(Beginning of Records for processing)

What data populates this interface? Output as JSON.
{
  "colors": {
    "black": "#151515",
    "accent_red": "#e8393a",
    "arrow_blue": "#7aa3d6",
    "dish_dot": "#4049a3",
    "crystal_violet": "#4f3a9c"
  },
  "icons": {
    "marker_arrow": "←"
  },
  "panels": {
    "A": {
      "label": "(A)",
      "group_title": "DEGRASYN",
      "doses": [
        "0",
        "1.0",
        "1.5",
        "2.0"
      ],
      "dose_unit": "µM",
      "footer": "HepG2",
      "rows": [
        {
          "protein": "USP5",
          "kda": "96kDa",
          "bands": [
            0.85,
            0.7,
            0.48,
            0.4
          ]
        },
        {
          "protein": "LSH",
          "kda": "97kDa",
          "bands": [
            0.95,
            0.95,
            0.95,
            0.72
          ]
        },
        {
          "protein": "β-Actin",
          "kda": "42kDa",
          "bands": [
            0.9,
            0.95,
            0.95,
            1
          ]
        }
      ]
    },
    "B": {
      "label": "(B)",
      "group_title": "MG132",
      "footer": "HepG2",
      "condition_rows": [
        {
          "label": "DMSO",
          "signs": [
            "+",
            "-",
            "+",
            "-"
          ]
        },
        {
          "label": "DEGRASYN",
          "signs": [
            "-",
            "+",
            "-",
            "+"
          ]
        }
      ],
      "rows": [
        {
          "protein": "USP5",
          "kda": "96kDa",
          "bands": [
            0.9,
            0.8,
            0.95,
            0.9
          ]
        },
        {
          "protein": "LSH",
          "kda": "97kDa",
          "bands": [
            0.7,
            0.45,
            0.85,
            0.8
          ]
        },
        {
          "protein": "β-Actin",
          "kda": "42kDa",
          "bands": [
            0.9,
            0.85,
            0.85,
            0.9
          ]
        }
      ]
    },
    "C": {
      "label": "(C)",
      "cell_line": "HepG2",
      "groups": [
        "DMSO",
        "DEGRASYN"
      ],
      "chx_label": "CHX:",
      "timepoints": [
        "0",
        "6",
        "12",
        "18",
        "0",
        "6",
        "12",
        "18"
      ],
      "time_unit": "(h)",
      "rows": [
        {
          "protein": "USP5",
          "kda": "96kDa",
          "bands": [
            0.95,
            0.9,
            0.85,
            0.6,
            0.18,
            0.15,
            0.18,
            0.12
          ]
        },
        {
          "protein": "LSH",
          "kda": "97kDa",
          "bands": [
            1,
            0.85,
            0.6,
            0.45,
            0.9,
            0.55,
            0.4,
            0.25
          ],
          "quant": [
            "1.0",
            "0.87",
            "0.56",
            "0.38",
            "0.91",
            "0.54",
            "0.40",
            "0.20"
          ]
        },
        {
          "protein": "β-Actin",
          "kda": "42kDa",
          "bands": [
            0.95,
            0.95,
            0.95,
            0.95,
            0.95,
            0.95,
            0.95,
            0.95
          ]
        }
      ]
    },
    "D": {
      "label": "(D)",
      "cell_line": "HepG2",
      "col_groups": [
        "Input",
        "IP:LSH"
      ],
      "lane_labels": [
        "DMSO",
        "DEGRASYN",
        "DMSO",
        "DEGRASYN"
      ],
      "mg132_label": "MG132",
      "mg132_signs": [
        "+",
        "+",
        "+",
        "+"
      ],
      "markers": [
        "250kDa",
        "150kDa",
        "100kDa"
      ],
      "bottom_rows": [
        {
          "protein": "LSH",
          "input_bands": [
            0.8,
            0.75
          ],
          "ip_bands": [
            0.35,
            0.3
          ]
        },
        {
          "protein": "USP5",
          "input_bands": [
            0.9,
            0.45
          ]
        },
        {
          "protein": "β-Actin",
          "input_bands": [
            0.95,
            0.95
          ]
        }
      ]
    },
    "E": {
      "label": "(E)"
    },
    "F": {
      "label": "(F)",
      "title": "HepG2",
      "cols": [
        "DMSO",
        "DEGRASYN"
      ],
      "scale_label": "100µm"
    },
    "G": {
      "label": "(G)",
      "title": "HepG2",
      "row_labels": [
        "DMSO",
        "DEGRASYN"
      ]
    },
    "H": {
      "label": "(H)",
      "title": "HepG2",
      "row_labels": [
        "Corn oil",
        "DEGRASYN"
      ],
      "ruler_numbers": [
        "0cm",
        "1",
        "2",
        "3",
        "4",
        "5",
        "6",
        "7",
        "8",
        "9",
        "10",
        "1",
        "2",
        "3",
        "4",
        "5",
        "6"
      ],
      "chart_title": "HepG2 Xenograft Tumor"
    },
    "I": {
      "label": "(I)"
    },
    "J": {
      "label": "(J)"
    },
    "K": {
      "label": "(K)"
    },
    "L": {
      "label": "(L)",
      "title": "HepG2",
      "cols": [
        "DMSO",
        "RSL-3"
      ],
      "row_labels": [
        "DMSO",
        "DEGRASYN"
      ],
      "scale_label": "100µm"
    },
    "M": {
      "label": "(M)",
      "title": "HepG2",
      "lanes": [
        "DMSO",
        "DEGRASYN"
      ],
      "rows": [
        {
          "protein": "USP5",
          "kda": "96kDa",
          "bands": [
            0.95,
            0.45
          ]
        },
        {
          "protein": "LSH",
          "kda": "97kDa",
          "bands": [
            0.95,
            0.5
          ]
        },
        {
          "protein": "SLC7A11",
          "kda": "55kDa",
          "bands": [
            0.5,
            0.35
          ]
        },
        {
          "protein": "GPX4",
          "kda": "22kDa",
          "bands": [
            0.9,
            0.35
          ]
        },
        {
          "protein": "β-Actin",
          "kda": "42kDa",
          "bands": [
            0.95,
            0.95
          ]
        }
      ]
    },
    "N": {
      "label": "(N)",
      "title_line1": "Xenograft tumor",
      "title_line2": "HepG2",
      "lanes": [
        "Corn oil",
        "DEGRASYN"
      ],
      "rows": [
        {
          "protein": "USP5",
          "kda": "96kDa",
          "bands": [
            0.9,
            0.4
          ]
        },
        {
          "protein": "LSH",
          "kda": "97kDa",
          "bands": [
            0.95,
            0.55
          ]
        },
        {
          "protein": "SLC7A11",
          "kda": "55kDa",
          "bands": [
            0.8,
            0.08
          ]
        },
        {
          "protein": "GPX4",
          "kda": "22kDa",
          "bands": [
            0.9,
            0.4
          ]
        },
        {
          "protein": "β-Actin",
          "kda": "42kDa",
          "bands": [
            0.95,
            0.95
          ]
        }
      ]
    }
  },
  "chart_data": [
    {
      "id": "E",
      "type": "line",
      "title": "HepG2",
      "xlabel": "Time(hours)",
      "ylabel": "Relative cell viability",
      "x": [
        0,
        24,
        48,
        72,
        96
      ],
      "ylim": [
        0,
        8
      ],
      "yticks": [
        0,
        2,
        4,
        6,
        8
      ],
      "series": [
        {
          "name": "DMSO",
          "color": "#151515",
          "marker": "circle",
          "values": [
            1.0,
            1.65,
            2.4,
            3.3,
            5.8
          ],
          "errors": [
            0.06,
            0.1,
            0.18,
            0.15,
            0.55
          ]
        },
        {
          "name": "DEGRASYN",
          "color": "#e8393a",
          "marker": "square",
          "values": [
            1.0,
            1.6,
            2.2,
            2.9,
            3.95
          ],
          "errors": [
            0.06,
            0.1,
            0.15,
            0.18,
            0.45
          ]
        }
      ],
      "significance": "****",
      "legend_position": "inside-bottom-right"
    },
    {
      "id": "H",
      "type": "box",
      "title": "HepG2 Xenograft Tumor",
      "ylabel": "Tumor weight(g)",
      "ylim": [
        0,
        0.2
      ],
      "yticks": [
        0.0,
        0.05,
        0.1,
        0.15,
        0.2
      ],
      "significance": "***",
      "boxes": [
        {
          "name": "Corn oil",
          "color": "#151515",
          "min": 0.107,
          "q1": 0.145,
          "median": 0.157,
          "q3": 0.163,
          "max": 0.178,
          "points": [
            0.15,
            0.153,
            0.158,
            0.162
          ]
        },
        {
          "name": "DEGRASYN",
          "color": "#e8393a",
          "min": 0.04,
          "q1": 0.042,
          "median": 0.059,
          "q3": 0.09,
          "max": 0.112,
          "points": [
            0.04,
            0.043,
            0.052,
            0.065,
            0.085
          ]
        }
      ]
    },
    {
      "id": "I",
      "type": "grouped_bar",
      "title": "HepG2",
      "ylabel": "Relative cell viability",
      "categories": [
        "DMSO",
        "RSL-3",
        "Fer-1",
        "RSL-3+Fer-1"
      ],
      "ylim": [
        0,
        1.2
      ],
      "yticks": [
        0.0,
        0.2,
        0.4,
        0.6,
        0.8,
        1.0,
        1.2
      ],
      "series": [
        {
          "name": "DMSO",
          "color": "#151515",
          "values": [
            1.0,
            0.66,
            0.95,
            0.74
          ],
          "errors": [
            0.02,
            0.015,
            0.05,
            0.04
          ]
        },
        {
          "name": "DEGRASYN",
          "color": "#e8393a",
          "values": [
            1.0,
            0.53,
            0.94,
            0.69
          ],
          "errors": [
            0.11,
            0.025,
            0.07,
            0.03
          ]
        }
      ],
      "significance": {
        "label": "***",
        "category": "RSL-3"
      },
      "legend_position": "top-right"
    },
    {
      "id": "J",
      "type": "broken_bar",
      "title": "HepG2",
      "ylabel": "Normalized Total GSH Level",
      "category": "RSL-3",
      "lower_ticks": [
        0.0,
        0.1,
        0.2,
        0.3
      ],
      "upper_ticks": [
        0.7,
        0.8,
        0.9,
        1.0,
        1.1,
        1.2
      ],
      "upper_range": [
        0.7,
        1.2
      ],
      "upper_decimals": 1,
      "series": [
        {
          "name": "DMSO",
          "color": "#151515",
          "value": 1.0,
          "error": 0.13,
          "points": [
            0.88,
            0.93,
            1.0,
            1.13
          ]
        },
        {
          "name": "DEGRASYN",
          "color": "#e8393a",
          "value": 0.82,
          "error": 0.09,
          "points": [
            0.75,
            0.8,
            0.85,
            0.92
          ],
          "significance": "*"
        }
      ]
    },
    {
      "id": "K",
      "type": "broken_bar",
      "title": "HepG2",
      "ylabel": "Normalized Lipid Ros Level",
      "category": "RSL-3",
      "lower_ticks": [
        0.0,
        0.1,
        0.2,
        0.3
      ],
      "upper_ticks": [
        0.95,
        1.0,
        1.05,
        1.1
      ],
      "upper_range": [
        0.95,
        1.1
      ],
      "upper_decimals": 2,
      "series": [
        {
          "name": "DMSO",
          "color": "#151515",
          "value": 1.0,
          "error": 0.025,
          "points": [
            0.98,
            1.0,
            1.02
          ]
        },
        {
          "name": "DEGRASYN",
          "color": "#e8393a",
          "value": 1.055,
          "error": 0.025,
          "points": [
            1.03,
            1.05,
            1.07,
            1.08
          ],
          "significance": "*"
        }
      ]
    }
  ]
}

(End of Records for processing)

* What to produce
Lines holding the string "significance" must be copied out of the entries above.

* Response
      "significance": "****",
      "significance": "***",
      "significance": {
          "significance": "*"
          "significance": "*"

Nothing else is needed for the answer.